BLOQUE DE TEXTO:
'''
La pregunta inmediata fue:
—¿Pero… hay más de uno?

Salimos rumbo al desayuno matinal. Apenas entramos en la cafetería, cayó un chaparrón de esos que borran el horizonte a cien metros. Entre cafés con leche, la pregunta flotaba en el aire: ¿Parará alguna vez?
Al salir para hacer unas fotos, vi peregrinos que ya no se preocupaban por la cantidad de agua: la consigna era avanzar. Minutos después, como si alguien abriese un telón, la lluvia cesó. Nos reagrupamos en la puerta y comenzamos la marcha.
Cruce por Pontevedra
El Párroco nos guio por las calles empedradas de Pontevedra, ciudad de alma medieval, con plazas recoletas y balcones floridos. Cruzamos su famoso puente, herencia de la época romana y medieval, mientras amanecía. El sol tímido pintaba la ría con tonos dorados y, junto al incesante flujo de peregrinos, nos regalaba una postal inolvidable.
Camino a Caldas de Reis
Nuestro destino era Caldas de Reis, a algo más de 20 kilómetros. Tapon y Robert tomaron la delantera con paso firme. Detrás marchaban Lorena y Lucía, abrazadas por silencios y pensamientos que el paisaje gallego invitaba a desplegar. El Párroco, el Metré y yo cerrábamos la retaguardia: quizá por cansancio, quizá buscando ese momento íntimo que el Camino siempre regala.

A mitad del trayecto, la magia apareció de nuevo: un gaitero, en medio de la nada, envuelto por bosques. Su música nos llegaba desde lejos, como un anuncio de que Santiago estaba cada vez más cerca. El sonido, melancólico y solemne, nos emocionó a todos.
Más adelante, tocó cruzar una vieja calzada romana bajo la cual corría uno de los incontables arroyos gallegos. Justo en ese instante escuchamos gritos:
—¡Bici, bici, bici!
Y apareció una caravana de 25 ciclistas, que cruzaron uno a uno con casco, luces y bocina. La seguridad, ante todo. Fue un momento pintoresco y lleno de color.
Al poco tiempo, se nos volvió a aparecer El Enólogo. Esta vez con el teléfono pegado a la oreja, parecía dar instrucciones sobre una nueva línea de vinos. De repente, cortó un racimo de uvas, lo alzó como si fuese un cáliz, y explicó tanto a quien lo escuchaba al otro lado como a nosotros las virtudes de beber una copa de vino diaria. Entre risas y complicidad, seguimos adelante.

Llegada a Caldas de Reis
El Párroco anunció a viva voz:
—¡Solo faltan dos kilómetros!
'''
SECCIÓN DE DATOS:
'''
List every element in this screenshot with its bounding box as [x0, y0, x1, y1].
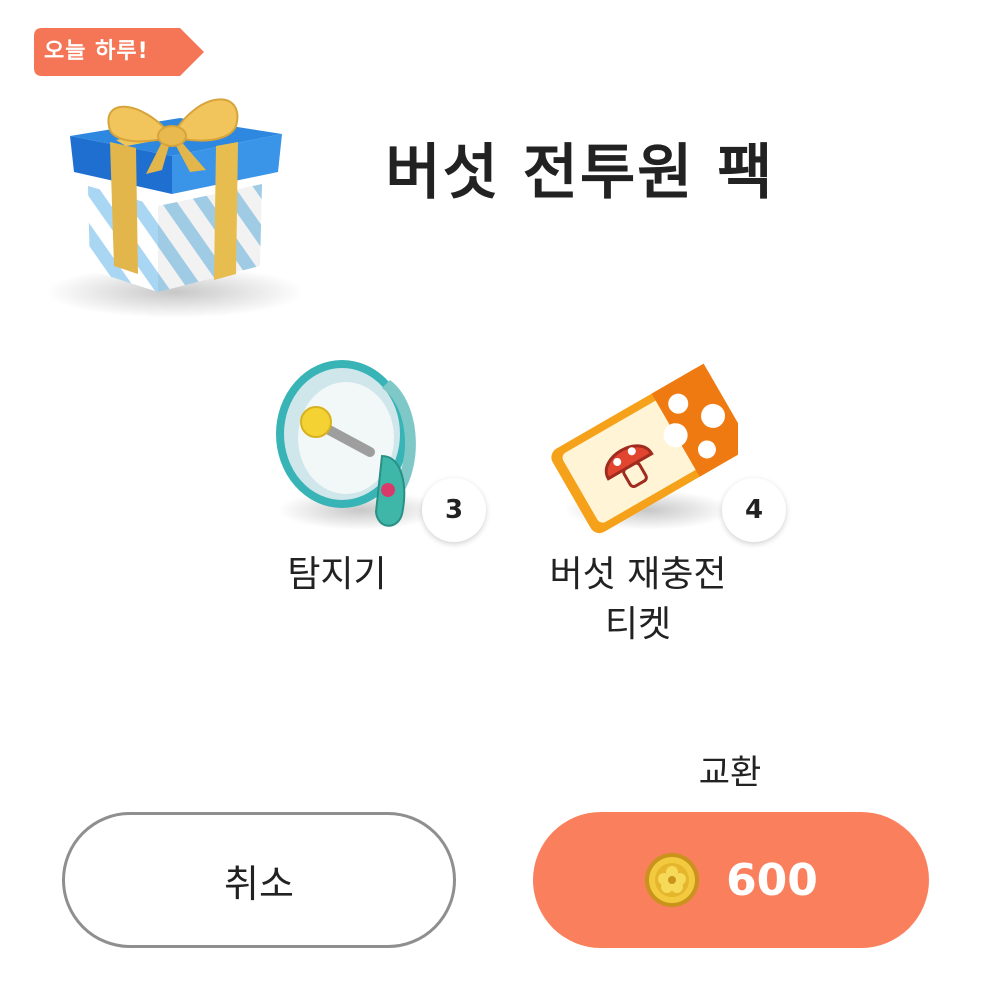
mushroom-ticket-icon [551, 363, 738, 534]
cancel-button[interactable]: 취소 [62, 812, 456, 948]
cancel-button-label: 취소 [224, 861, 294, 906]
reward-name: 탐지기 [287, 554, 387, 595]
badge-label: 오늘 하루! [44, 39, 149, 64]
today-only-badge: 오늘 하루! [34, 28, 204, 76]
reward-name-line2: 티켓 [604, 604, 672, 645]
reward-count-badge: 3 [422, 478, 486, 542]
reward-item-ticket: 4 버섯 재충전 티켓 [538, 360, 798, 660]
gold-coin-icon [645, 853, 700, 907]
reward-item-detector: 3 탐지기 [262, 360, 522, 660]
reward-name-line1: 버섯 재충전 [549, 554, 727, 595]
exchange-label: 교환 [698, 753, 762, 793]
reward-count-badge: 4 [722, 478, 786, 542]
gift-box-icon [40, 78, 305, 318]
exchange-price: 600 [726, 854, 818, 906]
exchange-button[interactable]: 600 [533, 812, 929, 948]
pack-title: 버섯 전투원 팩 [385, 138, 775, 208]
'''
REQUISITOS: Copia el pasaje del relato del Camino que empieza en "Al poco tiempo, se" y termina en "faltan dos kilómetros!", y sustituye "teléfono" por "móvil". Las filas provienen de una fuente distinta.

RESULTADO DE LA TAREA:
Al poco tiempo, se nos volvió a aparecer El Enólogo. Esta vez con el móvil pegado a la oreja, parecía dar instrucciones sobre una nueva línea de vinos. De repente, cortó un racimo de uvas, lo alzó como si fuese un cáliz, y explicó tanto a quien lo escuchaba al otro lado como a nosotros las virtudes de beber una copa de vino diaria. Entre risas y complicidad, seguimos adelante.

Llegada a Caldas de Reis
El Párroco anunció a viva voz:
—¡Solo faltan dos kilómetros!